## Start LISTED ENTRIES
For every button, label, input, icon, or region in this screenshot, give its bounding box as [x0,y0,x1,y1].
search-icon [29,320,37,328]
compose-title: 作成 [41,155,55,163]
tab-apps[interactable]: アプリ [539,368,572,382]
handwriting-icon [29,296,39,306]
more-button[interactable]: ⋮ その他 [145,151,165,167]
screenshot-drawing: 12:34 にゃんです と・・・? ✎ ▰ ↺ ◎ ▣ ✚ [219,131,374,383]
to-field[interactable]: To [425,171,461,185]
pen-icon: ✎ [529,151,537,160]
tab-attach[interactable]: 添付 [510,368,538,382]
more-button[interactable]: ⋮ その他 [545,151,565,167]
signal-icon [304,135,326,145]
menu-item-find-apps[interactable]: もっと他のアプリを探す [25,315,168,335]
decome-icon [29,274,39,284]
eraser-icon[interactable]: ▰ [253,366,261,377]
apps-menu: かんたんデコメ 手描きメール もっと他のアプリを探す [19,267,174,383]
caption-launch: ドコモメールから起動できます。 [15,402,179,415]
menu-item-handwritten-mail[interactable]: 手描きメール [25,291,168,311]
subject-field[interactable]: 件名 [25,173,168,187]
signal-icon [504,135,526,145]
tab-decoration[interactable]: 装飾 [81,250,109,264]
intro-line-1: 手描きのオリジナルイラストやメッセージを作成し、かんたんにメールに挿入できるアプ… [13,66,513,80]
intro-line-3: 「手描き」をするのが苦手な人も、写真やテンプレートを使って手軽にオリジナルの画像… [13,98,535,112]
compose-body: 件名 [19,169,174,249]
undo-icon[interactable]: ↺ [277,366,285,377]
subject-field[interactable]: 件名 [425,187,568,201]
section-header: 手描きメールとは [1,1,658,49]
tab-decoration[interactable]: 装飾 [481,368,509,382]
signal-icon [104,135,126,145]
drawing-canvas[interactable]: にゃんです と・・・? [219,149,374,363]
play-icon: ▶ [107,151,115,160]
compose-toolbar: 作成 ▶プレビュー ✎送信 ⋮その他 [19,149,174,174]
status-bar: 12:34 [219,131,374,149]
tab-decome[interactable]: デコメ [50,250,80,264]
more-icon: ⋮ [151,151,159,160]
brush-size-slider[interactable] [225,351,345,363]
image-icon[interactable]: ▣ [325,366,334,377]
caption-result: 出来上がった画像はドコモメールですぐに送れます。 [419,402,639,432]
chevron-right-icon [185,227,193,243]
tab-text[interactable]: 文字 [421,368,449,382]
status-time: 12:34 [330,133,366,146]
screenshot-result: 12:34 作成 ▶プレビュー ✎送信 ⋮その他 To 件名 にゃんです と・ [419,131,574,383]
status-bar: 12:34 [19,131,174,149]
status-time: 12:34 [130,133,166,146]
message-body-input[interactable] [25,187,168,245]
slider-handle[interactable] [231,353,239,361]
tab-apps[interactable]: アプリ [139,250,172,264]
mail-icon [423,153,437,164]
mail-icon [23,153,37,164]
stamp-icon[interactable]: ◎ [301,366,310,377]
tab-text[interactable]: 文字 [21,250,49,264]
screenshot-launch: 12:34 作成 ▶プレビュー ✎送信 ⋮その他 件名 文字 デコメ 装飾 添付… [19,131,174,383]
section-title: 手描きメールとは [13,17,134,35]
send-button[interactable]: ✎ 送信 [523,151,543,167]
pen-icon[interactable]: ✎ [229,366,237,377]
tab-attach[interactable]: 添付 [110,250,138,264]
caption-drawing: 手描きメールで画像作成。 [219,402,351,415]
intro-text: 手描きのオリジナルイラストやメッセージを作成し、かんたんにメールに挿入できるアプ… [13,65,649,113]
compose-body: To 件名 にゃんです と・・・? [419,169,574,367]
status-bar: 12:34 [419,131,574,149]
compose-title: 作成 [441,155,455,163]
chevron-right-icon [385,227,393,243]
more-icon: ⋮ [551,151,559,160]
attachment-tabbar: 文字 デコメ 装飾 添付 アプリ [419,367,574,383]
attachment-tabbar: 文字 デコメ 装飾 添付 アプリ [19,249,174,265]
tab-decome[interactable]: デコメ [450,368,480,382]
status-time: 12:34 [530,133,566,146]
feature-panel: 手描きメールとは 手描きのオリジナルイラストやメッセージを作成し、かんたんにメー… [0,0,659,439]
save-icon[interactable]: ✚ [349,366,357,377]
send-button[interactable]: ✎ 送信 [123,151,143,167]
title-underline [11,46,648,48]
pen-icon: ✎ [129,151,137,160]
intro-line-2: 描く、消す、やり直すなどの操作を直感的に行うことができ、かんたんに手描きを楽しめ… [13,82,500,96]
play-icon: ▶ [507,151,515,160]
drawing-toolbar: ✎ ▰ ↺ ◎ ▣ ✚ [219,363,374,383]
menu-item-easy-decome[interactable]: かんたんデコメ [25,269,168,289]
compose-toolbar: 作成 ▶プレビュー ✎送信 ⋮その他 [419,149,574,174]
## End LISTED ENTRIES
Select every line above that contains the string "かんたんにメールに挿入できるアプ".

intro-line-1: 手描きのオリジナルイラストやメッセージを作成し、かんたんにメールに挿入できるアプ… [13,66,513,80]
intro-text: 手描きのオリジナルイラストやメッセージを作成し、かんたんにメールに挿入できるアプ… [13,65,649,113]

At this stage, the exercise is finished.